[START OF RECORD EXCERPTS]

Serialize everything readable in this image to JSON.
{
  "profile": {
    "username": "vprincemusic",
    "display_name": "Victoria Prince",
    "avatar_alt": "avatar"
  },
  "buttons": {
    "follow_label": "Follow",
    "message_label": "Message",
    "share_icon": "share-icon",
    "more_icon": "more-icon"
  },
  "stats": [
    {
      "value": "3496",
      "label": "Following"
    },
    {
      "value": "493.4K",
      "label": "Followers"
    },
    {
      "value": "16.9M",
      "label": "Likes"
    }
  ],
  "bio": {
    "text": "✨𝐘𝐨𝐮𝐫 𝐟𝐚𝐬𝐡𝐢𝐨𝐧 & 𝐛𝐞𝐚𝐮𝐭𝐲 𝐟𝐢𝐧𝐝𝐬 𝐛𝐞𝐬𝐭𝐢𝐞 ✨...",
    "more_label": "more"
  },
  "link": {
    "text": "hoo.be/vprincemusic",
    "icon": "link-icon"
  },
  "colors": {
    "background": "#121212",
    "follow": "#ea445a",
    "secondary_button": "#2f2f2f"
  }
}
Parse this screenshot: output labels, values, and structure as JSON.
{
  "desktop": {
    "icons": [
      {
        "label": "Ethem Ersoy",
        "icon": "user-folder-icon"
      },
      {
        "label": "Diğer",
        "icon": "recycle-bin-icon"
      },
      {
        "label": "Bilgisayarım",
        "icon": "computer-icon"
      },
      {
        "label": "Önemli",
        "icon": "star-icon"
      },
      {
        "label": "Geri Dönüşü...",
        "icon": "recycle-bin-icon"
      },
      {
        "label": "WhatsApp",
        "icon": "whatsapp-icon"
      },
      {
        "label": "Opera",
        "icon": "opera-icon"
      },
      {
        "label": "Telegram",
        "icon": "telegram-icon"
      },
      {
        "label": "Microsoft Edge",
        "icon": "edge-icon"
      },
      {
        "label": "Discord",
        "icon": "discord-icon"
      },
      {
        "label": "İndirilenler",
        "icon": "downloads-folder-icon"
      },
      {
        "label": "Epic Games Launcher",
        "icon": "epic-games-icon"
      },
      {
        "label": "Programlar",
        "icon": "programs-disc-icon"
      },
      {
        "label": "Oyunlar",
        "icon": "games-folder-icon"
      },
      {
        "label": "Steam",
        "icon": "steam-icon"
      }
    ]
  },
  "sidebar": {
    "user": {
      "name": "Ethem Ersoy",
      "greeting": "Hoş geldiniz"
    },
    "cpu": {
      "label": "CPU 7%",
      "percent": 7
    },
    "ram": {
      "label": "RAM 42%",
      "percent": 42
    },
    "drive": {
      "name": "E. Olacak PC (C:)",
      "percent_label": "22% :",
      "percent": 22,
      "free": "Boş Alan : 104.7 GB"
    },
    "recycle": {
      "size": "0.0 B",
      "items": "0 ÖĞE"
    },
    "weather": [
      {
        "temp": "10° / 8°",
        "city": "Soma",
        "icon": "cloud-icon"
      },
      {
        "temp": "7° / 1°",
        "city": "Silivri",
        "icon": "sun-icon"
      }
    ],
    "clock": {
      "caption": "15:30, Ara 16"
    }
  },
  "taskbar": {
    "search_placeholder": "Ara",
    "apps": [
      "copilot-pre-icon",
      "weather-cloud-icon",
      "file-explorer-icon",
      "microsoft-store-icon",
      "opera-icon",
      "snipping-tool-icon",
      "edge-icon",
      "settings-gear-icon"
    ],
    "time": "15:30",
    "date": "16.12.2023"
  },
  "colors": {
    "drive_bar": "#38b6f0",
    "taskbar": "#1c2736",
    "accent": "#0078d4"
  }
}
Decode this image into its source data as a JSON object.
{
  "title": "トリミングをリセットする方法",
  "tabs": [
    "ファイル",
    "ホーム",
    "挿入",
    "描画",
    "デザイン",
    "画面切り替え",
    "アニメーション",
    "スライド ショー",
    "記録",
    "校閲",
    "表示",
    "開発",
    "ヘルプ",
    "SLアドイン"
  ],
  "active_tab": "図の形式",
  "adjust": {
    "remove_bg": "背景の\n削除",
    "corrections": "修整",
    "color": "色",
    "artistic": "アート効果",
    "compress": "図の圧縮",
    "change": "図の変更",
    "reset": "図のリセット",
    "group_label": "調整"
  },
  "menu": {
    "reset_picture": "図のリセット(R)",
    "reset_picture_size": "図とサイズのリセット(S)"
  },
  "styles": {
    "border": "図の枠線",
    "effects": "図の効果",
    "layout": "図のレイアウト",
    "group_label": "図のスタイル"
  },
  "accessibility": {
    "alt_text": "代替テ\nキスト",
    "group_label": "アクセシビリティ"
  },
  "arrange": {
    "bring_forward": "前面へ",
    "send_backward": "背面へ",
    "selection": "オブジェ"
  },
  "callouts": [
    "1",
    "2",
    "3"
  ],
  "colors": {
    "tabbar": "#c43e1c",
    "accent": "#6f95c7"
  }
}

[END OF RECORD EXCERPTS]

EXERCISE DESCRIPTION - Please repeat the listing above in full and exactly.

THE RESULT -
Serialize everything readable in this image to JSON.
{
  "profile": {
    "username": "vprincemusic",
    "display_name": "Victoria Prince",
    "avatar_alt": "avatar"
  },
  "buttons": {
    "follow_label": "Follow",
    "message_label": "Message",
    "share_icon": "share-icon",
    "more_icon": "more-icon"
  },
  "stats": [
    {
      "value": "3496",
      "label": "Following"
    },
    {
      "value": "493.4K",
      "label": "Followers"
    },
    {
      "value": "16.9M",
      "label": "Likes"
    }
  ],
  "bio": {
    "text": "✨𝐘𝐨𝐮𝐫 𝐟𝐚𝐬𝐡𝐢𝐨𝐧 & 𝐛𝐞𝐚𝐮𝐭𝐲 𝐟𝐢𝐧𝐝𝐬 𝐛𝐞𝐬𝐭𝐢𝐞 ✨...",
    "more_label": "more"
  },
  "link": {
    "text": "hoo.be/vprincemusic",
    "icon": "link-icon"
  },
  "colors": {
    "background": "#121212",
    "follow": "#ea445a",
    "secondary_button": "#2f2f2f"
  }
}
Parse this screenshot: output labels, values, and structure as JSON.
{
  "desktop": {
    "icons": [
      {
        "label": "Ethem Ersoy",
        "icon": "user-folder-icon"
      },
      {
        "label": "Diğer",
        "icon": "recycle-bin-icon"
      },
      {
        "label": "Bilgisayarım",
        "icon": "computer-icon"
      },
      {
        "label": "Önemli",
        "icon": "star-icon"
      },
      {
        "label": "Geri Dönüşü...",
        "icon": "recycle-bin-icon"
      },
      {
        "label": "WhatsApp",
        "icon": "whatsapp-icon"
      },
      {
        "label": "Opera",
        "icon": "opera-icon"
      },
      {
        "label": "Telegram",
        "icon": "telegram-icon"
      },
      {
        "label": "Microsoft Edge",
        "icon": "edge-icon"
      },
      {
        "label": "Discord",
        "icon": "discord-icon"
      },
      {
        "label": "İndirilenler",
        "icon": "downloads-folder-icon"
      },
      {
        "label": "Epic Games Launcher",
        "icon": "epic-games-icon"
      },
      {
        "label": "Programlar",
        "icon": "programs-disc-icon"
      },
      {
        "label": "Oyunlar",
        "icon": "games-folder-icon"
      },
      {
        "label": "Steam",
        "icon": "steam-icon"
      }
    ]
  },
  "sidebar": {
    "user": {
      "name": "Ethem Ersoy",
      "greeting": "Hoş geldiniz"
    },
    "cpu": {
      "label": "CPU 7%",
      "percent": 7
    },
    "ram": {
      "label": "RAM 42%",
      "percent": 42
    },
    "drive": {
      "name": "E. Olacak PC (C:)",
      "percent_label": "22% :",
      "percent": 22,
      "free": "Boş Alan : 104.7 GB"
    },
    "recycle": {
      "size": "0.0 B",
      "items": "0 ÖĞE"
    },
    "weather": [
      {
        "temp": "10° / 8°",
        "city": "Soma",
        "icon": "cloud-icon"
      },
      {
        "temp": "7° / 1°",
        "city": "Silivri",
        "icon": "sun-icon"
      }
    ],
    "clock": {
      "caption": "15:30, Ara 16"
    }
  },
  "taskbar": {
    "search_placeholder": "Ara",
    "apps": [
      "copilot-pre-icon",
      "weather-cloud-icon",
      "file-explorer-icon",
      "microsoft-store-icon",
      "opera-icon",
      "snipping-tool-icon",
      "edge-icon",
      "settings-gear-icon"
    ],
    "time": "15:30",
    "date": "16.12.2023"
  },
  "colors": {
    "drive_bar": "#38b6f0",
    "taskbar": "#1c2736",
    "accent": "#0078d4"
  }
}
Decode this image into its source data as a JSON object.
{
  "title": "トリミングをリセットする方法",
  "tabs": [
    "ファイル",
    "ホーム",
    "挿入",
    "描画",
    "デザイン",
    "画面切り替え",
    "アニメーション",
    "スライド ショー",
    "記録",
    "校閲",
    "表示",
    "開発",
    "ヘルプ",
    "SLアドイン"
  ],
  "active_tab": "図の形式",
  "adjust": {
    "remove_bg": "背景の\n削除",
    "corrections": "修整",
    "color": "色",
    "artistic": "アート効果",
    "compress": "図の圧縮",
    "change": "図の変更",
    "reset": "図のリセット",
    "group_label": "調整"
  },
  "menu": {
    "reset_picture": "図のリセット(R)",
    "reset_picture_size": "図とサイズのリセット(S)"
  },
  "styles": {
    "border": "図の枠線",
    "effects": "図の効果",
    "layout": "図のレイアウト",
    "group_label": "図のスタイル"
  },
  "accessibility": {
    "alt_text": "代替テ\nキスト",
    "group_label": "アクセシビリティ"
  },
  "arrange": {
    "bring_forward": "前面へ",
    "send_backward": "背面へ",
    "selection": "オブジェ"
  },
  "callouts": [
    "1",
    "2",
    "3"
  ],
  "colors": {
    "tabbar": "#c43e1c",
    "accent": "#6f95c7"
  }
}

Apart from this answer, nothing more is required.